◆ What is required ◆
Can the data below be echoed back word for word?

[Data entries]
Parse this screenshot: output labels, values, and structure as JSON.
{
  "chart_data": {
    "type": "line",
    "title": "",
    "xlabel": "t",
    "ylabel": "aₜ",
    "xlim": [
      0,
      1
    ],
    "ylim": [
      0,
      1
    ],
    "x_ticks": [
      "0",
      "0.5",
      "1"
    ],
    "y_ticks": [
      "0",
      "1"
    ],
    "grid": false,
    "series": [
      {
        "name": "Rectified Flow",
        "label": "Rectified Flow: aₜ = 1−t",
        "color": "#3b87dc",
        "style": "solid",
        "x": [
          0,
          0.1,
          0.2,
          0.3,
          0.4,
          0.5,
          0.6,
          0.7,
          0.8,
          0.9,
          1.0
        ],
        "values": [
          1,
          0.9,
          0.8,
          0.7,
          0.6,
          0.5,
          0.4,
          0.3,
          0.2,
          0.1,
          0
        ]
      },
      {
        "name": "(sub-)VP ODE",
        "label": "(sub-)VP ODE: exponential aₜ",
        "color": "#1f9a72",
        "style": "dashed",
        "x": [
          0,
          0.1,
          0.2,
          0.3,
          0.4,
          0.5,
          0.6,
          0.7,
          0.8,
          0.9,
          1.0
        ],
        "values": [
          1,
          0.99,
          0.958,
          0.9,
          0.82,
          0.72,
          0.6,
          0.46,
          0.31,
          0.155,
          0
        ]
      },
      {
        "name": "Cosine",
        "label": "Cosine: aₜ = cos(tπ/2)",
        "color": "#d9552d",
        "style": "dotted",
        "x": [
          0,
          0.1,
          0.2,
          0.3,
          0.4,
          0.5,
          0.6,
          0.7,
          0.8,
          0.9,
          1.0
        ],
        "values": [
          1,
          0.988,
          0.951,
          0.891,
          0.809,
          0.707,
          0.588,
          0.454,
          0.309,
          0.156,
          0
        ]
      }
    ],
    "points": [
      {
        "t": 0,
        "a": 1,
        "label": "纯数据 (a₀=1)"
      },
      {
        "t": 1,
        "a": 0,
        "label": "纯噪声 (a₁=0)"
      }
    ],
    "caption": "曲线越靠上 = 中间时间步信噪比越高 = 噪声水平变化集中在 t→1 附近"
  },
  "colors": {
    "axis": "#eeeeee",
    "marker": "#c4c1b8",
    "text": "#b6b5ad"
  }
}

◆ Answer to this exercise ◆
Parse this screenshot: output labels, values, and structure as JSON.
{
  "chart_data": {
    "type": "line",
    "title": "",
    "xlabel": "t",
    "ylabel": "aₜ",
    "xlim": [
      0,
      1
    ],
    "ylim": [
      0,
      1
    ],
    "x_ticks": [
      "0",
      "0.5",
      "1"
    ],
    "y_ticks": [
      "0",
      "1"
    ],
    "grid": false,
    "series": [
      {
        "name": "Rectified Flow",
        "label": "Rectified Flow: aₜ = 1−t",
        "color": "#3b87dc",
        "style": "solid",
        "x": [
          0,
          0.1,
          0.2,
          0.3,
          0.4,
          0.5,
          0.6,
          0.7,
          0.8,
          0.9,
          1.0
        ],
        "values": [
          1,
          0.9,
          0.8,
          0.7,
          0.6,
          0.5,
          0.4,
          0.3,
          0.2,
          0.1,
          0
        ]
      },
      {
        "name": "(sub-)VP ODE",
        "label": "(sub-)VP ODE: exponential aₜ",
        "color": "#1f9a72",
        "style": "dashed",
        "x": [
          0,
          0.1,
          0.2,
          0.3,
          0.4,
          0.5,
          0.6,
          0.7,
          0.8,
          0.9,
          1.0
        ],
        "values": [
          1,
          0.99,
          0.958,
          0.9,
          0.82,
          0.72,
          0.6,
          0.46,
          0.31,
          0.155,
          0
        ]
      },
      {
        "name": "Cosine",
        "label": "Cosine: aₜ = cos(tπ/2)",
        "color": "#d9552d",
        "style": "dotted",
        "x": [
          0,
          0.1,
          0.2,
          0.3,
          0.4,
          0.5,
          0.6,
          0.7,
          0.8,
          0.9,
          1.0
        ],
        "values": [
          1,
          0.988,
          0.951,
          0.891,
          0.809,
          0.707,
          0.588,
          0.454,
          0.309,
          0.156,
          0
        ]
      }
    ],
    "points": [
      {
        "t": 0,
        "a": 1,
        "label": "纯数据 (a₀=1)"
      },
      {
        "t": 1,
        "a": 0,
        "label": "纯噪声 (a₁=0)"
      }
    ],
    "caption": "曲线越靠上 = 中间时间步信噪比越高 = 噪声水平变化集中在 t→1 附近"
  },
  "colors": {
    "axis": "#eeeeee",
    "marker": "#c4c1b8",
    "text": "#b6b5ad"
  }
}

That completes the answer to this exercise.